Begin Given data

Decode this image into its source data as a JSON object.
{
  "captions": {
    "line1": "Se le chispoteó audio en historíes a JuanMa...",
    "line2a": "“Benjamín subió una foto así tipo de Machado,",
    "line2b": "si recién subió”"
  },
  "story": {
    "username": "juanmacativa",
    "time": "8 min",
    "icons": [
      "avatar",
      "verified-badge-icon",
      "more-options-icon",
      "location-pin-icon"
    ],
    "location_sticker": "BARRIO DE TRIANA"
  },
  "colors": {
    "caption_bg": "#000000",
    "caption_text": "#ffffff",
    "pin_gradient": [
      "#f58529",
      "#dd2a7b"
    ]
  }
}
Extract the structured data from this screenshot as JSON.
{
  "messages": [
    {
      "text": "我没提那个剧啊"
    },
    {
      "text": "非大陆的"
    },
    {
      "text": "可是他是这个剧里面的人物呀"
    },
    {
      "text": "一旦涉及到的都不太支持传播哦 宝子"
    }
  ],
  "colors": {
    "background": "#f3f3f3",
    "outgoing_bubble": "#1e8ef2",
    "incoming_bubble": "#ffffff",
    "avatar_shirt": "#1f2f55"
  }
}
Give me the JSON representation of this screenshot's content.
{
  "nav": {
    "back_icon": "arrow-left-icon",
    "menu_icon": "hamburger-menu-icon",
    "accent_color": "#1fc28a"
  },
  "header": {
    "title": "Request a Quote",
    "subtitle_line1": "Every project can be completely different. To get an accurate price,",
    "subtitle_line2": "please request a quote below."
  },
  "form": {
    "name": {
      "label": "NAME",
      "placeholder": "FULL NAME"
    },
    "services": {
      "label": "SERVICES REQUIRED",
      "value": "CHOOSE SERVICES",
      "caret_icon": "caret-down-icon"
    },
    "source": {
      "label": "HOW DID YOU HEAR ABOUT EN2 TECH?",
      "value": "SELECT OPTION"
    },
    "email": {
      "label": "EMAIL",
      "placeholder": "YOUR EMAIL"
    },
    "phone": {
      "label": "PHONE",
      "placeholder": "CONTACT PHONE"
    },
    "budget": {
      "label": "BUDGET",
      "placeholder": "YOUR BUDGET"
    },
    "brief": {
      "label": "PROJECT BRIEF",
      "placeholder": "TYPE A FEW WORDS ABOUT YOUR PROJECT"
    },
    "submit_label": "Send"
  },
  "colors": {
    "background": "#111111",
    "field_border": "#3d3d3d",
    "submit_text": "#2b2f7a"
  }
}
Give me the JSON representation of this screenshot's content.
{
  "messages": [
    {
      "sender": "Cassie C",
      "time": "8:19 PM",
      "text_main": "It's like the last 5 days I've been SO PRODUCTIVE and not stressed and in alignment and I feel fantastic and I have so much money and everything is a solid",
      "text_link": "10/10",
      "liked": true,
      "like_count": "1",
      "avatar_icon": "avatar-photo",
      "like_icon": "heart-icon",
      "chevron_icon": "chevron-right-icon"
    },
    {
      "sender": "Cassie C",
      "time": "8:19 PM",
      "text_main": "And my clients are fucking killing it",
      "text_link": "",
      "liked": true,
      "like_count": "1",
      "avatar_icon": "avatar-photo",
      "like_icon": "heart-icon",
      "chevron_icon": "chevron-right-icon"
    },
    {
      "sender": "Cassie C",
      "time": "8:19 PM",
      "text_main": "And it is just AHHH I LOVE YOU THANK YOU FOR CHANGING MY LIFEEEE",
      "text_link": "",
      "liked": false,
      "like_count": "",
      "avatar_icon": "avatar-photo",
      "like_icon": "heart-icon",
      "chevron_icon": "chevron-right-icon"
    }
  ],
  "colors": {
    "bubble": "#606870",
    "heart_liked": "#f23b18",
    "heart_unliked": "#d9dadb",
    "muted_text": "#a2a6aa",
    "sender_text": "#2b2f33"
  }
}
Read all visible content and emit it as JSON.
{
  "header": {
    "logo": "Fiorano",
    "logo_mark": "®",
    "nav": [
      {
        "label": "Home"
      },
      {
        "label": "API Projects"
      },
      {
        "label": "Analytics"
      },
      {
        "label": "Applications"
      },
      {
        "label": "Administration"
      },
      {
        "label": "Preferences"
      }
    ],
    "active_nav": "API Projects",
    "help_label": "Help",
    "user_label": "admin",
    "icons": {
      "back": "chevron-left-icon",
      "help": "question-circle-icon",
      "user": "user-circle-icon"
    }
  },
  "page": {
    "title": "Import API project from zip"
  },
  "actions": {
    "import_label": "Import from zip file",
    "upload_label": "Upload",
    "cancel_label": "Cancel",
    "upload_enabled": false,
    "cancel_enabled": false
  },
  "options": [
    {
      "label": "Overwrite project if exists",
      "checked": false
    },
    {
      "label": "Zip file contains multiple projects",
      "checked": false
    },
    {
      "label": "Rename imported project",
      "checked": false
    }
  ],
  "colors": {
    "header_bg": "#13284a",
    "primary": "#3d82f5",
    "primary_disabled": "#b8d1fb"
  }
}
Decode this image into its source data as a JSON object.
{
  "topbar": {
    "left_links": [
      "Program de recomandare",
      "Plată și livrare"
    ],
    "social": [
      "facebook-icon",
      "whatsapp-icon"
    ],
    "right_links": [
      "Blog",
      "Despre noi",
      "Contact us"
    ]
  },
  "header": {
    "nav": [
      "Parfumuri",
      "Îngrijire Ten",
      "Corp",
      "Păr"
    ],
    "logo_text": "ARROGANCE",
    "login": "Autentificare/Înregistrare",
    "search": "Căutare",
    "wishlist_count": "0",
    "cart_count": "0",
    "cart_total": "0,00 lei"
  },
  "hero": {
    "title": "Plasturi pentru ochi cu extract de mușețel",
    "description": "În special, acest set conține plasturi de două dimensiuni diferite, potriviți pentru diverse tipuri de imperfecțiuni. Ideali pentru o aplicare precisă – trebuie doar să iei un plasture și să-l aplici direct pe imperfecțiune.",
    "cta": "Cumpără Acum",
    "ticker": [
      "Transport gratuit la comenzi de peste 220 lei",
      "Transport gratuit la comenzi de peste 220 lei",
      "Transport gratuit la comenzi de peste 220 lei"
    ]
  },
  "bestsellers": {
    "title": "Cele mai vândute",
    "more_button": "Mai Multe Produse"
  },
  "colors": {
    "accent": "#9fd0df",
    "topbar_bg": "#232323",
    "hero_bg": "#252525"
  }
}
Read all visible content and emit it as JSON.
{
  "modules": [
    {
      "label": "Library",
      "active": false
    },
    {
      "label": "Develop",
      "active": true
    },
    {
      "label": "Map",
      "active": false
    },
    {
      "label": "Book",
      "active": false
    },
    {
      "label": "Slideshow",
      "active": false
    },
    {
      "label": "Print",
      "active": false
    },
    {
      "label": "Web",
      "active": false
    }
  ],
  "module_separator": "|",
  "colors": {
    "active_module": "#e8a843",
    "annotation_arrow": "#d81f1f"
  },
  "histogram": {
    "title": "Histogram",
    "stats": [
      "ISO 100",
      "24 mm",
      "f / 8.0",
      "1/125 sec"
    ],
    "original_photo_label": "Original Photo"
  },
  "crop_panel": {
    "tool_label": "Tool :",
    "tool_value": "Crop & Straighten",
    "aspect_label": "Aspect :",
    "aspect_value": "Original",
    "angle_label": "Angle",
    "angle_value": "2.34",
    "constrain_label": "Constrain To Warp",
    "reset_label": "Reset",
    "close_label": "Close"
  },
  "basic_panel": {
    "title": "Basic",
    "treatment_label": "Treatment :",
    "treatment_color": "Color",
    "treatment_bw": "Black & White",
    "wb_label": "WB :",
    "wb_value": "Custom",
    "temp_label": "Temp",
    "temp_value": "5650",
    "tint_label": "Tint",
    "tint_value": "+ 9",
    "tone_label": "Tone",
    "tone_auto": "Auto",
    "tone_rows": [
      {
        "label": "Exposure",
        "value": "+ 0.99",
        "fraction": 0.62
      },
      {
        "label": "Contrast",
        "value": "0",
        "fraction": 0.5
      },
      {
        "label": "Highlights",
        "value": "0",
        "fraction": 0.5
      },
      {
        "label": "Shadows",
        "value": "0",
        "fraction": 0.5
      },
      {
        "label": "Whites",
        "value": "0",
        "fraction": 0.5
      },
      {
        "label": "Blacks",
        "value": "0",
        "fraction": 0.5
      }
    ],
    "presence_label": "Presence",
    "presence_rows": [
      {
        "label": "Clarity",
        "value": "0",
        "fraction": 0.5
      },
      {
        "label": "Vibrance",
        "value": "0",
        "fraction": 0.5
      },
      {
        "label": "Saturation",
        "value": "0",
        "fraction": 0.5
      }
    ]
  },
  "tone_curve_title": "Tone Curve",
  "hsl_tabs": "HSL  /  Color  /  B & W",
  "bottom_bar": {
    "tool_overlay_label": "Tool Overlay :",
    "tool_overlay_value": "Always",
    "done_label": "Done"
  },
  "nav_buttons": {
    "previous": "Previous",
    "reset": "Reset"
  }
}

End Given data

• Required work: Show the lines from the data above that contain the string "placeholder".

• Task result:
      "placeholder": "FULL NAME"
      "placeholder": "YOUR EMAIL"
      "placeholder": "CONTACT PHONE"
      "placeholder": "YOUR BUDGET"
      "placeholder": "TYPE A FEW WORDS ABOUT YOUR PROJECT"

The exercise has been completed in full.